▸ **Your goal**: From the listing below, pull out all lines with "without" in them.
* Start Provided entries *
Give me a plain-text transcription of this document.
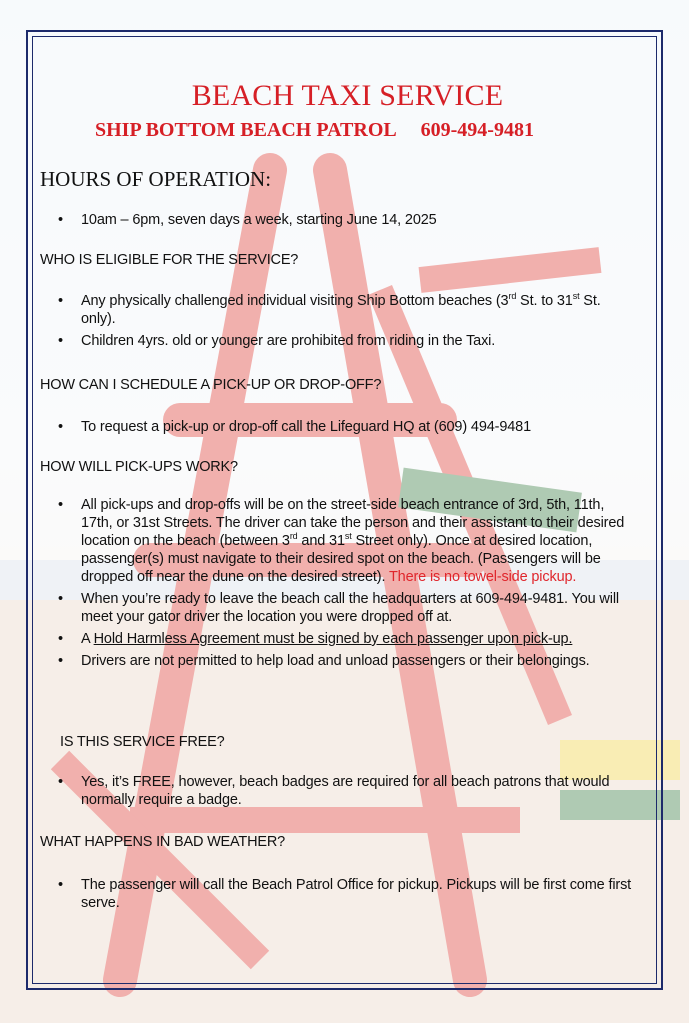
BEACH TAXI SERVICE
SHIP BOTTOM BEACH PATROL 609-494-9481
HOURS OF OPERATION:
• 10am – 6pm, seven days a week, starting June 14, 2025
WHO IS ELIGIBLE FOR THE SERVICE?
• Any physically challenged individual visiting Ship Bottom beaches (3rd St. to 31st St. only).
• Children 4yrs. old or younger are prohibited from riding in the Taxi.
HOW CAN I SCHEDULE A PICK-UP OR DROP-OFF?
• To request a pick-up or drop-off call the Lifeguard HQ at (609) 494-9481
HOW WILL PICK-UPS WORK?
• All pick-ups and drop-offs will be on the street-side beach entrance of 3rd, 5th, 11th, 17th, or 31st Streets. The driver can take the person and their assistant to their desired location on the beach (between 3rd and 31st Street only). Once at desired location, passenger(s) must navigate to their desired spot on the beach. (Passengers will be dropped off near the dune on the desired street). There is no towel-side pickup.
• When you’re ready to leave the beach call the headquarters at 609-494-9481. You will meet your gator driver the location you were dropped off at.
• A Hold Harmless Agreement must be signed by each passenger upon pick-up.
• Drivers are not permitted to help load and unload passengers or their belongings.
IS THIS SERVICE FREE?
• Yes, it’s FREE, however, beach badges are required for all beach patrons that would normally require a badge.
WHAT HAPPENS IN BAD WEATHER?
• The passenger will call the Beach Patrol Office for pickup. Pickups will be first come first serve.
* End Provided entries *
* Start Provided entries *
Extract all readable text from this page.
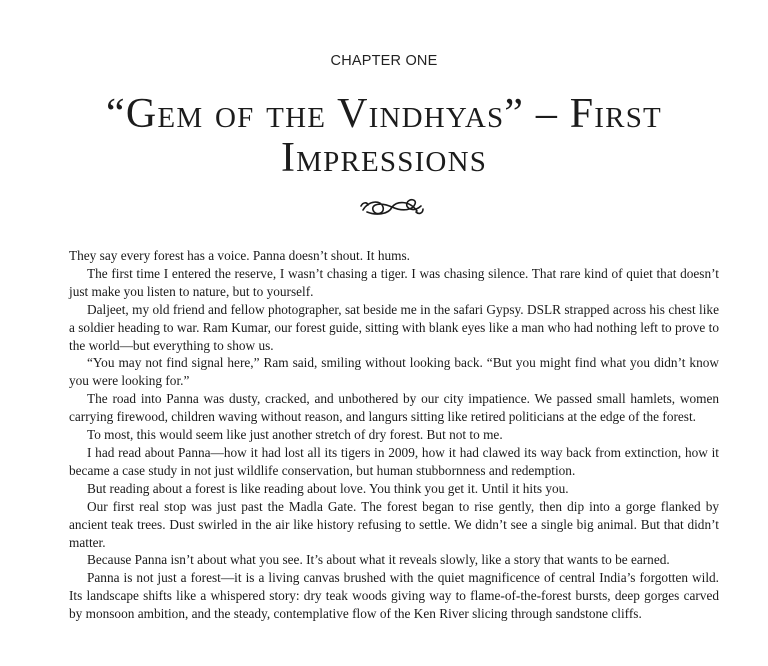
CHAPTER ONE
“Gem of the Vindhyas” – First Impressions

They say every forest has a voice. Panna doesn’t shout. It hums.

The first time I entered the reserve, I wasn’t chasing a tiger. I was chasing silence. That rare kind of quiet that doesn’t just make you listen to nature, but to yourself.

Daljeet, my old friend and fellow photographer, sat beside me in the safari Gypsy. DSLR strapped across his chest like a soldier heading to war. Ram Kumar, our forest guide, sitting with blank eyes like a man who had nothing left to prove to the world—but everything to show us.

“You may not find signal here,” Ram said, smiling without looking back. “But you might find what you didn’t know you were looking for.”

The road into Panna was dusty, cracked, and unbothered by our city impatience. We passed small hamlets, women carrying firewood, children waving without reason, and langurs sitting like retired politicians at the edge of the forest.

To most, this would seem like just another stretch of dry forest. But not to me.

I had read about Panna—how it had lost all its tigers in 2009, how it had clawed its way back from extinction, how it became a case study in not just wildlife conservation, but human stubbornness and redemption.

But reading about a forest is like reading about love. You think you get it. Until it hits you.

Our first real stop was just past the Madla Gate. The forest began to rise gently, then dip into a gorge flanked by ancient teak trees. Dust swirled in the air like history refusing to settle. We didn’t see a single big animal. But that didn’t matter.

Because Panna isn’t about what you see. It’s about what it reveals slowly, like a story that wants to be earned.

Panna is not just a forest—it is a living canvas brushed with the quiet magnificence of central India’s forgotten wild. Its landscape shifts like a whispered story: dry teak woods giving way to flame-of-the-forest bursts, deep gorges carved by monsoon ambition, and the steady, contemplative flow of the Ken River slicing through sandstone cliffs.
* End Provided entries *
▸ **Result below**:
“You may not find signal here,” Ram said, smiling without looking back. “But you might find what you didn’t know you were looking for.”
The road into Panna was dusty, cracked, and unbothered by our city impatience. We passed small hamlets, women carrying firewood, children waving without reason, and langurs sitting like retired politicians at the edge of the forest.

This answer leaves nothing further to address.